→ Passage cité:
Les Etats-Unis, pièce maîtresse dans la stratégie
TotalEnergies compte d'ailleurs fortement sur ses partenariats outre-Atlantique, y compris en dehors du GNL, pour muscler son jeu. Fin mai, l'entreprise avait ainsi acquis 50% de l'américain Clearway, le cinquième acteur du pays dans les énergies renouvelables. « Une preuve de plus pour [ses] actionnaires » que le groupe « fait ce qu'il dit dans sa stratégie », avait-il alors fait valoir par voie de communiqué, à quelques heures d'une assemblée générale sous haute tension.
Un mois plus tôt, le groupe avait également mis la main sur la société texane Solar Core, spécialisée dans la prospection de le développement de sites pouvant accueillir de grandes fermes de panneaux photovoltaïques, avec un pipe d'opportunité de pas moins de 4 GW. Enfin, en février, TotalEnergies avait annoncé obtenir pour 250 millions de dollars les activités solaires industrielles et commerciales de l'américain SunPower, dont il est actionnaire majoritaire.
Plus généralement, dans le monde, le géant français ambitionne d'atteindre une capacité installée de production d'électricité d'origine renouvelable de 35 GW d'ici à 2025, et de 100 GW d'ici à la fin de la décennie. En février, lors de la présentation de ses profits records de 2021, TotalEnergies avait ainsi précisé qu'il allouerait, en 2022, 25% de ses investissements nets (3,5 milliards de dollars) dans les énergies renouvelables et l'électricité. Ce qui s'est d'ores et déjà traduit par des projets aux quatre coins du globe.

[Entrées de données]

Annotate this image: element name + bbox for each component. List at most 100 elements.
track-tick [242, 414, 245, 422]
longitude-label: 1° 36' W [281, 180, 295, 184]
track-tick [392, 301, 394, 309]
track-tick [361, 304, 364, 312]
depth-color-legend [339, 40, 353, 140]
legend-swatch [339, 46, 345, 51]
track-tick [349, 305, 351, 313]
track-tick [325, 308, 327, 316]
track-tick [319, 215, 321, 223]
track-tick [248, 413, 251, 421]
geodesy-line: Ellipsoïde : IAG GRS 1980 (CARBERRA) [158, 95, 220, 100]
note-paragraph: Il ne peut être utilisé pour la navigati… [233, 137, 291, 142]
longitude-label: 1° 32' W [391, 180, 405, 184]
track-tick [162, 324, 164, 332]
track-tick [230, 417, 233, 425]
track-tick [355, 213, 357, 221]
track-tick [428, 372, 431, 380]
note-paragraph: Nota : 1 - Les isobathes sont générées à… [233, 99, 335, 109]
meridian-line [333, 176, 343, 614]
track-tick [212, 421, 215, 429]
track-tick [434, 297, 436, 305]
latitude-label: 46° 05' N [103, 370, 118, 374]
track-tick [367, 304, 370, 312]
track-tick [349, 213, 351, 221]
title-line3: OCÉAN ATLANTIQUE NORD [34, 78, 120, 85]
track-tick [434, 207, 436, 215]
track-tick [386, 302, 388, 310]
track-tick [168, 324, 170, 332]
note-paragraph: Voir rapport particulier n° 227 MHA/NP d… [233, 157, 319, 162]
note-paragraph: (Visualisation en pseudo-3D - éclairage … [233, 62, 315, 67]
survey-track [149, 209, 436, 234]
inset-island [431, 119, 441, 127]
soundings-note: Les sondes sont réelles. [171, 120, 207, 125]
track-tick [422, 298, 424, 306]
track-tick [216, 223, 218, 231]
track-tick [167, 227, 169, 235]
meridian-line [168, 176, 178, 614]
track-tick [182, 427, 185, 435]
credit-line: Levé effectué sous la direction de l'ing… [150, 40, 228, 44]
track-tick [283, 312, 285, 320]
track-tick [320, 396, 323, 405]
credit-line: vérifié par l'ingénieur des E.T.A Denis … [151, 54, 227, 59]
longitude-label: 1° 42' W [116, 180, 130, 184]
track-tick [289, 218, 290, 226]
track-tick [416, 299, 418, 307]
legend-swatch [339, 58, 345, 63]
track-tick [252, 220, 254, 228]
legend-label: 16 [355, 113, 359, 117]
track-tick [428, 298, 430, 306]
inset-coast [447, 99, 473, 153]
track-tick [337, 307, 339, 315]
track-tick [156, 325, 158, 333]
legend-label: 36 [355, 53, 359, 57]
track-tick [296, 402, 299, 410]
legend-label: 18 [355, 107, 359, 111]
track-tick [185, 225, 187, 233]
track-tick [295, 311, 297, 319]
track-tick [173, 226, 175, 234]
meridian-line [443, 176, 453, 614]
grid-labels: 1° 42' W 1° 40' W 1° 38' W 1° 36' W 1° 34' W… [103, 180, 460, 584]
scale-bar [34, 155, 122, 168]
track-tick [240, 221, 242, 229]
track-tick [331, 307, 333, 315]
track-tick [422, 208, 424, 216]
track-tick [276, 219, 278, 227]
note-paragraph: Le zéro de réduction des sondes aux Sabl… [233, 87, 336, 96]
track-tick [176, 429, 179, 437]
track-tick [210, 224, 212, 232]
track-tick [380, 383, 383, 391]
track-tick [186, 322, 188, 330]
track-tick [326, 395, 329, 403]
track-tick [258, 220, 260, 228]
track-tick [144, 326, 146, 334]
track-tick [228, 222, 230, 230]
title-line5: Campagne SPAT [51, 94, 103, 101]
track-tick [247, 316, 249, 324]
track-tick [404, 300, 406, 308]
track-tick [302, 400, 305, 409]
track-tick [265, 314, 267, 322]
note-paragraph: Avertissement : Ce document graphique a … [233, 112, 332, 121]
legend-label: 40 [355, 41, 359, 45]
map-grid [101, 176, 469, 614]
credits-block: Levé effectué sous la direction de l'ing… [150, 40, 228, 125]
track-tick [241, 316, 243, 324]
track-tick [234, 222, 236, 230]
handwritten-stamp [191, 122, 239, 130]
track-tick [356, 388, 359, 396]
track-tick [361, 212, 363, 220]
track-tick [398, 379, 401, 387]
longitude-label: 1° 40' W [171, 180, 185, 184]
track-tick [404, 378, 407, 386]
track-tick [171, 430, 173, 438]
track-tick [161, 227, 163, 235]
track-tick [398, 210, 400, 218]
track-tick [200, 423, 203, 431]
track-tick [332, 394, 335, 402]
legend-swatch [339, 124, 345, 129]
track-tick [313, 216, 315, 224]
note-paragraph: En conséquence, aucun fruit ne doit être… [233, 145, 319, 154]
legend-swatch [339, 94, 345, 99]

→ Consigne de travail:
Réécrivez tout le passage de l'extrait sur TotalEnergies allant de "Les Etats-Unis, pièce" jusqu'à "sous haute tension.", en remplaçant "outre-Atlantique" par "aux États-Unis". Les entrées ne jouent aucun rôle ici.

→ Solution:
Les Etats-Unis, pièce maîtresse dans la stratégie
TotalEnergies compte d'ailleurs fortement sur ses partenariats aux États-Unis, y compris en dehors du GNL, pour muscler son jeu. Fin mai, l'entreprise avait ainsi acquis 50% de l'américain Clearway, le cinquième acteur du pays dans les énergies renouvelables. « Une preuve de plus pour [ses] actionnaires » que le groupe « fait ce qu'il dit dans sa stratégie », avait-il alors fait valoir par voie de communiqué, à quelques heures d'une assemblée générale sous haute tension.